━━━━━ MATERIALS PROVIDED ━━━━━
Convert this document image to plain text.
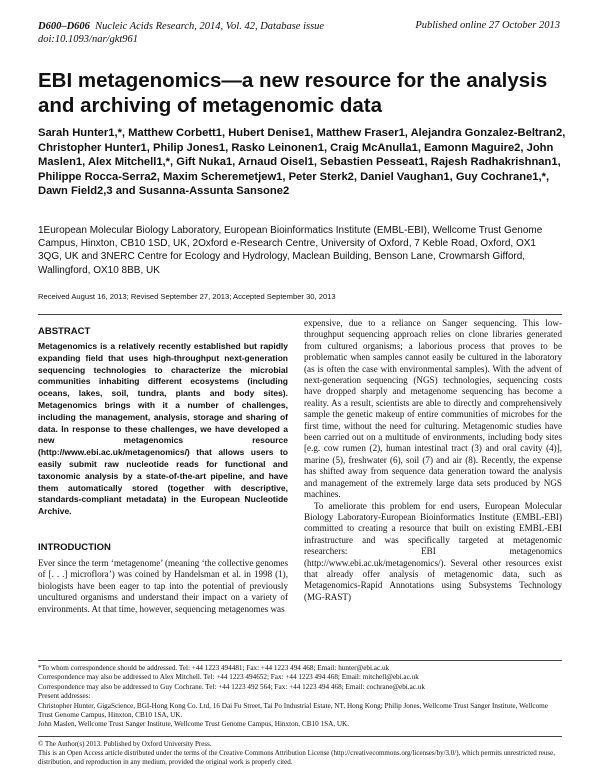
D600–D606 Nucleic Acids Research, 2014, Vol. 42, Database issue
doi:10.1093/nar/gkt961
Published online 27 October 2013
EBI metagenomics—a new resource for the analysis and archiving of metagenomic data
Sarah Hunter1,*, Matthew Corbett1, Hubert Denise1, Matthew Fraser1, Alejandra Gonzalez-Beltran2, Christopher Hunter1, Philip Jones1, Rasko Leinonen1, Craig McAnulla1, Eamonn Maguire2, John Maslen1, Alex Mitchell1,*, Gift Nuka1, Arnaud Oisel1, Sebastien Pesseat1, Rajesh Radhakrishnan1, Philippe Rocca-Serra2, Maxim Scheremetjew1, Peter Sterk2, Daniel Vaughan1, Guy Cochrane1,*, Dawn Field2,3 and Susanna-Assunta Sansone2
1European Molecular Biology Laboratory, European Bioinformatics Institute (EMBL-EBI), Wellcome Trust Genome Campus, Hinxton, CB10 1SD, UK, 2Oxford e-Research Centre, University of Oxford, 7 Keble Road, Oxford, OX1 3QG, UK and 3NERC Centre for Ecology and Hydrology, Maclean Building, Benson Lane, Crowmarsh Gifford, Wallingford, OX10 8BB, UK
Received August 16, 2013; Revised September 27, 2013; Accepted September 30, 2013
ABSTRACT
Metagenomics is a relatively recently established but rapidly expanding field that uses high-throughput next-generation sequencing technologies to characterize the microbial communities inhabiting different ecosystems (including oceans, lakes, soil, tundra, plants and body sites). Metagenomics brings with it a number of challenges, including the management, analysis, storage and sharing of data. In response to these challenges, we have developed a new metagenomics resource (http://www.ebi.ac.uk/metagenomics/) that allows users to easily submit raw nucleotide reads for functional and taxonomic analysis by a state-of-the-art pipeline, and have them automatically stored (together with descriptive, standards-compliant metadata) in the European Nucleotide Archive.
INTRODUCTION
Ever since the term ‘metagenome’ (meaning ‘the collective genomes of [. . .] microflora’) was coined by Handelsman et al. in 1998 (1), biologists have been eager to tap into the potential of previously uncultured organisms and understand their impact on a variety of environments. At that time, however, sequencing metagenomes was

expensive, due to a reliance on Sanger sequencing. This low-throughput sequencing approach relies on clone libraries generated from cultured organisms; a laborious process that proves to be problematic when samples cannot easily be cultured in the laboratory (as is often the case with environmental samples). With the advent of next-generation sequencing (NGS) technologies, sequencing costs have dropped sharply and metagenome sequencing has become a reality. As a result, scientists are able to directly and comprehensively sample the genetic makeup of entire communities of microbes for the first time, without the need for culturing. Metagenomic studies have been carried out on a multitude of environments, including body sites [e.g. cow rumen (2), human intestinal tract (3) and oral cavity (4)], marine (5), freshwater (6), soil (7) and air (8). Recently, the expense has shifted away from sequence data generation toward the analysis and management of the extremely large data sets produced by NGS machines.

To ameliorate this problem for end users, European Molecular Biology Laboratory-European Bioinformatics Institute (EMBL-EBI) committed to creating a resource that built on existing EMBL-EBI infrastructure and was specifically targeted at metagenomic researchers: EBI metagenomics (http://www.ebi.ac.uk/metagenomics/). Several other resources exist that already offer analysis of metagenomic data, such as Metagenomics-Rapid Annotations using Subsystems Technology (MG-RAST)

*To whom correspondence should be addressed. Tel: +44 1223 494481; Fax: +44 1223 494 468; Email: hunter@ebi.ac.uk
Correspondence may also be addressed to Alex Mitchell. Tel: +44 1223 494652; Fax: +44 1223 494 468; Email: mitchell@ebi.ac.uk
Correspondence may also be addressed to Guy Cochrane. Tel: +44 1223 492 564; Fax: +44 1223 494 468; Email: cochrane@ebi.ac.uk
Present addresses:
Christopher Hunter, GigaScience, BGI-Hong Kong Co. Ltd, 16 Dai Fu Street, Tai Po Industrial Estate, NT, Hong Kong; Philip Jones, Wellcome Trust Sanger Institute, Wellcome Trust Genome Campus, Hinxton, CB10 1SA, UK.
John Maslen, Wellcome Trust Sanger Institute, Wellcome Trust Genome Campus, Hinxton, CB10 1SA, UK.
© The Author(s) 2013. Published by Oxford University Press.
This is an Open Access article distributed under the terms of the Creative Commons Attribution License (http://creativecommons.org/licenses/by/3.0/), which permits unrestricted reuse, distribution, and reproduction in any medium, provided the original work is properly cited.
━━━━━
Filter the records, keeping only lines that contain "Published", and show those lines.

◆ **COMPLETED TASK**
Published online 27 October 2013
© The Author(s) 2013. Published by Oxford University Press.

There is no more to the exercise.